_TASK TO COMPLETE_. Find and return each line containing "from".

_RECORDS FOR PROCESSING_.
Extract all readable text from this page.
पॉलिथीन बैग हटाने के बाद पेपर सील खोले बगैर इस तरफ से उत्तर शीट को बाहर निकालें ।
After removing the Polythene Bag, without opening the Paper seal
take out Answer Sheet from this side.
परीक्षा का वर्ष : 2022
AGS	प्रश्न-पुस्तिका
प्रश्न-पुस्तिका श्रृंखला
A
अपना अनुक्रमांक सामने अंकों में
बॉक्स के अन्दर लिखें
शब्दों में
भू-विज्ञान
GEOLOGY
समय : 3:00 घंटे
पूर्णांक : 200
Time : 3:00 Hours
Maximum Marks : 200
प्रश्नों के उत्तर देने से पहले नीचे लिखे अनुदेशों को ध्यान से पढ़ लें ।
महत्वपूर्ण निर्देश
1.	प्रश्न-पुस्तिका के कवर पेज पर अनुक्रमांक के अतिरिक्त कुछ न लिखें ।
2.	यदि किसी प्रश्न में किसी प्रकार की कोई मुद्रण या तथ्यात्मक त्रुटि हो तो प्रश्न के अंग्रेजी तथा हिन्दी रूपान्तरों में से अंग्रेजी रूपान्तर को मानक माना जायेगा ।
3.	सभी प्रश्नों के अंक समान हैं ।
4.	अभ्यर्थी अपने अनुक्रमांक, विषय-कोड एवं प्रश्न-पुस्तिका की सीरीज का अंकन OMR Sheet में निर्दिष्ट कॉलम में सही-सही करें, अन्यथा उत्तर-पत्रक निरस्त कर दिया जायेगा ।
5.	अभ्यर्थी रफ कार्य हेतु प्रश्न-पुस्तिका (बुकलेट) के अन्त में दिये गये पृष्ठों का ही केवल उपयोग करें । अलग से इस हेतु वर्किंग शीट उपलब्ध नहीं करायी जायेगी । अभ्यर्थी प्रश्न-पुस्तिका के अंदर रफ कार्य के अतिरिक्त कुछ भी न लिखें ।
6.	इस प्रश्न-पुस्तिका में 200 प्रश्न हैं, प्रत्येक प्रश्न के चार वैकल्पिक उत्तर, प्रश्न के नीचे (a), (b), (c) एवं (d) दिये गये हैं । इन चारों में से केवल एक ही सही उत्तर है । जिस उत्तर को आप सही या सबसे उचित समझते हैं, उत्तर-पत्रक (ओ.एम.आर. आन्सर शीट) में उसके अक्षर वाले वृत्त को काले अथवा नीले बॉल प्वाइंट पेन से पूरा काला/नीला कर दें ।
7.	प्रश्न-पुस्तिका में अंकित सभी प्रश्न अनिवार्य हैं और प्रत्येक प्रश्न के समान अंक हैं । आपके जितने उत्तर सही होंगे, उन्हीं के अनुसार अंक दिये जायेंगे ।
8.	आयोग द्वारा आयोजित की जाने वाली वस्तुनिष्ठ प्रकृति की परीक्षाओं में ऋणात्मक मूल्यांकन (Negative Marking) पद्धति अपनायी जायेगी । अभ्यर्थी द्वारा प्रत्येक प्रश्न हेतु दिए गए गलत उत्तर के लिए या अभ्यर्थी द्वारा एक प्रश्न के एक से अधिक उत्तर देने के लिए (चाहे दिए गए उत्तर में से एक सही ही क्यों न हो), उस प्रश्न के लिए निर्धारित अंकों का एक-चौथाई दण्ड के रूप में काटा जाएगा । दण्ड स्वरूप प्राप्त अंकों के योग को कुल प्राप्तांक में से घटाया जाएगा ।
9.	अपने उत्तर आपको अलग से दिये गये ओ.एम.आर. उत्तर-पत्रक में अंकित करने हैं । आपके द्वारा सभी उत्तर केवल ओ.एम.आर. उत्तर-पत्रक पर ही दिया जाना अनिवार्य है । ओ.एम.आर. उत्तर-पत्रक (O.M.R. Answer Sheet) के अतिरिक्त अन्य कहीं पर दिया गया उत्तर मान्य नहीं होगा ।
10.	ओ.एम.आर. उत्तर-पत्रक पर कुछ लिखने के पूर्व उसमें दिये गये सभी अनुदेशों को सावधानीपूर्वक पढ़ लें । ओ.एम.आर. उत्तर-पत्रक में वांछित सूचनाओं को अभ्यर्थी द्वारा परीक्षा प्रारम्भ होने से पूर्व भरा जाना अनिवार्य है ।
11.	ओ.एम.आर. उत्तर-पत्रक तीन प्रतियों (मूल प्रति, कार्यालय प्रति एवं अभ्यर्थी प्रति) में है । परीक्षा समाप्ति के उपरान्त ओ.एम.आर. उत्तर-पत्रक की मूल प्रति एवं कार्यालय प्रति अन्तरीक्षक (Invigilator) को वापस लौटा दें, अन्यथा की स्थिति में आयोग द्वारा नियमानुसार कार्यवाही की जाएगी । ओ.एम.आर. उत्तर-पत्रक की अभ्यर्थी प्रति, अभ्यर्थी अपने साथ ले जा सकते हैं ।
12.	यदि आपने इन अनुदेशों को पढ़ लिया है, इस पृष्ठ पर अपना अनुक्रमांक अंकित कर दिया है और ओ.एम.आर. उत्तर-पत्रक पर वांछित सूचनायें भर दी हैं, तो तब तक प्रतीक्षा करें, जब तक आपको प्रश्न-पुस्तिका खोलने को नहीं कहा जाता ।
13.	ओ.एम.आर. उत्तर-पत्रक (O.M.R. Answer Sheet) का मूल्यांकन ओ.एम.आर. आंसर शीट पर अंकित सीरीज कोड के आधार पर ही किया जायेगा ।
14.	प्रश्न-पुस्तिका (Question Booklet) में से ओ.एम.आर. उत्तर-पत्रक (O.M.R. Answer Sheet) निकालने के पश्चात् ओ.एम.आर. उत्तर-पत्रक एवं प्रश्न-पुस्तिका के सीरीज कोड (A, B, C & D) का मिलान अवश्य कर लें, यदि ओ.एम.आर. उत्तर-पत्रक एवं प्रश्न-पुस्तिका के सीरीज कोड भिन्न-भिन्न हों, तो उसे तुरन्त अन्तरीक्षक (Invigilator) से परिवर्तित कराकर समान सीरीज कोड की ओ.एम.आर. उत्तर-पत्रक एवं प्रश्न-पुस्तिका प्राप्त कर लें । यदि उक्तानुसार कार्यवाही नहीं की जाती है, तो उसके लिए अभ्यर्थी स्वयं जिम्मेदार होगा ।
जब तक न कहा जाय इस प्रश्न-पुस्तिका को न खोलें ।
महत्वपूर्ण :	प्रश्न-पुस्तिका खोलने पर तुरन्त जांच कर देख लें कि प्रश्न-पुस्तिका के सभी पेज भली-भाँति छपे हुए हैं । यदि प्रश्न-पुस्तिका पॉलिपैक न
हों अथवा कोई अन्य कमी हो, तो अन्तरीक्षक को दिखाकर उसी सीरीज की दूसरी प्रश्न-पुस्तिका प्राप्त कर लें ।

_THE ANSWER_.
Extract all readable text from this page.
take out Answer Sheet from this side.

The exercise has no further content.